Record set ▸
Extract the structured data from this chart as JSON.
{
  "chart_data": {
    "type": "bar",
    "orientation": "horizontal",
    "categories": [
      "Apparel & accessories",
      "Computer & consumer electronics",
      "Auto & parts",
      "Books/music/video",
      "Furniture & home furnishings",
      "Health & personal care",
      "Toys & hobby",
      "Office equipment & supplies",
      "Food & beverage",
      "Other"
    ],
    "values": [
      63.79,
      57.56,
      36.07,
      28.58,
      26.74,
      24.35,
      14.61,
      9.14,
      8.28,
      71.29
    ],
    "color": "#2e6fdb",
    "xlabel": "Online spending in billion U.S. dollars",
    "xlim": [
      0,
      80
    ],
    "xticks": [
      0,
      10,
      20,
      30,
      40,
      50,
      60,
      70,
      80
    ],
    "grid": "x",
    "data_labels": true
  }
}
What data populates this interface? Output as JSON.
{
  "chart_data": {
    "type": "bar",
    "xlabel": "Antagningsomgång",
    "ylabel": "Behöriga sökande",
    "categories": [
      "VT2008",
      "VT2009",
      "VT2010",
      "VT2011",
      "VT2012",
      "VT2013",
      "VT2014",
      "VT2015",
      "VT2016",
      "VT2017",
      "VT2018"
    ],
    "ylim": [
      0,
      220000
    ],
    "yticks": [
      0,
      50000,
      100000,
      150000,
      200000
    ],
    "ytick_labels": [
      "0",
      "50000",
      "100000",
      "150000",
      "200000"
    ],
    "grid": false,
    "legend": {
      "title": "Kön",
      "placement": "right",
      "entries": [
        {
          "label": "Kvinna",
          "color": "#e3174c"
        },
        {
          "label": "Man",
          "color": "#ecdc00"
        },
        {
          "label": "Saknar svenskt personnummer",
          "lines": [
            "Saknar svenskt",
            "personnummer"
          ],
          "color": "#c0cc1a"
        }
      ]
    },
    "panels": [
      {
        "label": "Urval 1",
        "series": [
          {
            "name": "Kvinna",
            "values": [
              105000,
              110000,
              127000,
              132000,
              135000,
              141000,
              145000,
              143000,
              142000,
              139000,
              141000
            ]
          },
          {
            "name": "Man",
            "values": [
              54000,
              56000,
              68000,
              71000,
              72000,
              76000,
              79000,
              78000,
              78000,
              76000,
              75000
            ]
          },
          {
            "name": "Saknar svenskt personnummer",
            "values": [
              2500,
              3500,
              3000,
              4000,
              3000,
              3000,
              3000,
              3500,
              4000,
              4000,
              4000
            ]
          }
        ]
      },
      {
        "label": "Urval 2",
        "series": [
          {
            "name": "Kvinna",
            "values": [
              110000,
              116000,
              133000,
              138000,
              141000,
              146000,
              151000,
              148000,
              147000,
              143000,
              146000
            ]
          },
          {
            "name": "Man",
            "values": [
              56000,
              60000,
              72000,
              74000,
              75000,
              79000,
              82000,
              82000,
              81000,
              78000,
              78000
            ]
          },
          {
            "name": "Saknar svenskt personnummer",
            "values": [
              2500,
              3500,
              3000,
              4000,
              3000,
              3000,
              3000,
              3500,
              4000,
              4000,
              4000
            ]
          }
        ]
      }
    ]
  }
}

==

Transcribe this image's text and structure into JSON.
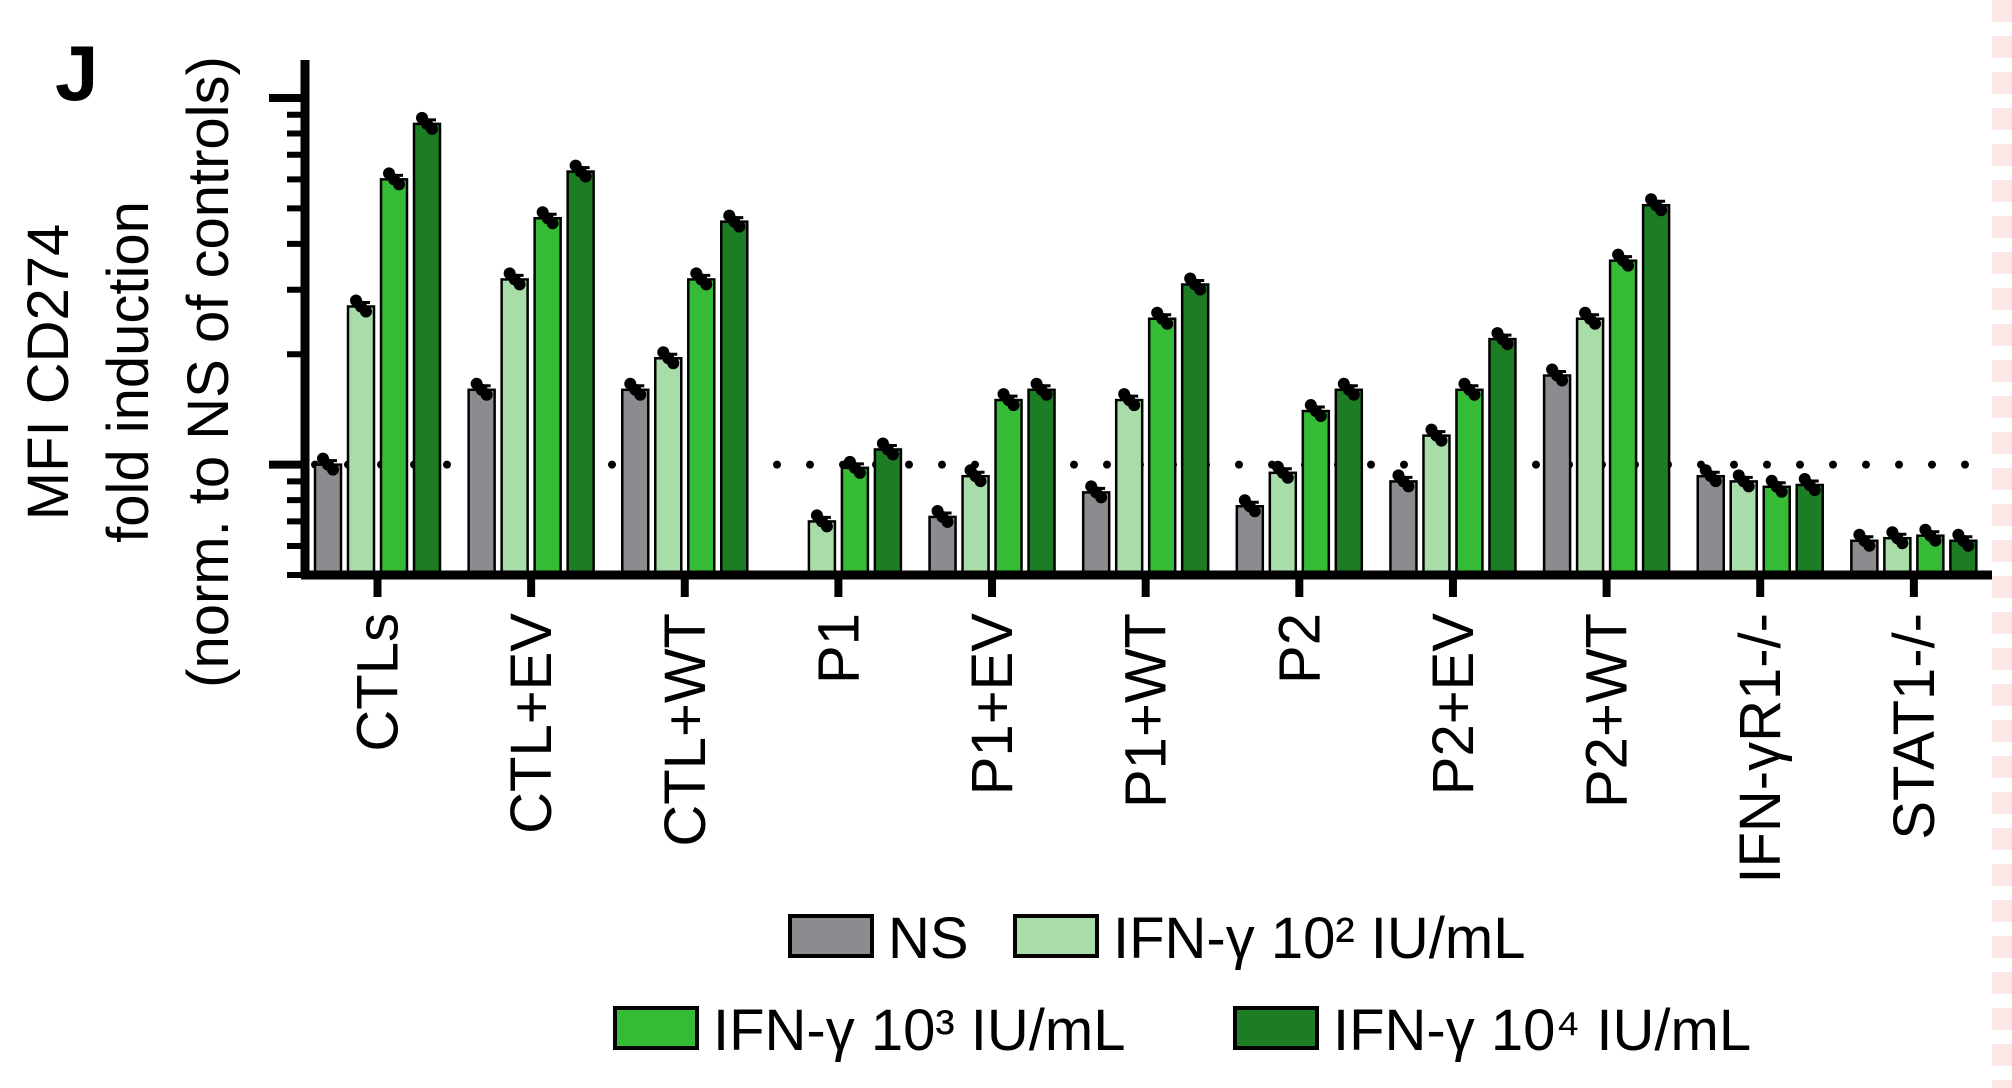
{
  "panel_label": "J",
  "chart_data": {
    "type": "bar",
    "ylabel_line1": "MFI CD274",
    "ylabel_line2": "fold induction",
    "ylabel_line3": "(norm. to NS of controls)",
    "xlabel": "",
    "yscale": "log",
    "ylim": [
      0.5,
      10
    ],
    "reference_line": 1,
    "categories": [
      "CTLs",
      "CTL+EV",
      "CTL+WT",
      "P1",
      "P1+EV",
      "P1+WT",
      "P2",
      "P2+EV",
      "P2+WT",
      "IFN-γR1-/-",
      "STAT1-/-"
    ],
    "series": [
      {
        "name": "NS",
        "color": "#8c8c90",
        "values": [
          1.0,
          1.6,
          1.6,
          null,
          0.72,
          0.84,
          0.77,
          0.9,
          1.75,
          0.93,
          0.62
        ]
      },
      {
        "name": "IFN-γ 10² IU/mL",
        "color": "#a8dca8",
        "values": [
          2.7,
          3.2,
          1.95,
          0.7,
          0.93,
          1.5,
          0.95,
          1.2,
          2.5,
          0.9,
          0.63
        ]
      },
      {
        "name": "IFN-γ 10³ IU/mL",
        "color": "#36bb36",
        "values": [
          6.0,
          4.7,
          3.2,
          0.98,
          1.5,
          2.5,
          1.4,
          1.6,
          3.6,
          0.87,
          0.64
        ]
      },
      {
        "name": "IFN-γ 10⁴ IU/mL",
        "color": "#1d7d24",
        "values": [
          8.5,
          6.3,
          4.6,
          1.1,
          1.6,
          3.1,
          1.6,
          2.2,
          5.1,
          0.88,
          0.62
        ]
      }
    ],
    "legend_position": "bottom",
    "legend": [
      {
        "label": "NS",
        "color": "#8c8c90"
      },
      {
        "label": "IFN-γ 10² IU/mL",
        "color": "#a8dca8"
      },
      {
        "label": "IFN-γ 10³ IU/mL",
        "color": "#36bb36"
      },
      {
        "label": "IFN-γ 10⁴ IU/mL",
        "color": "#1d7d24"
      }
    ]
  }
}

Work to complete ▸
Make a list of all lines in the data that contain "xlabel".

Result of the exercise ▸
    "xlabel": "Online spending in billion U.S. dollars",
    "xlabel": "Antagningsomgång",
    "xlabel": "",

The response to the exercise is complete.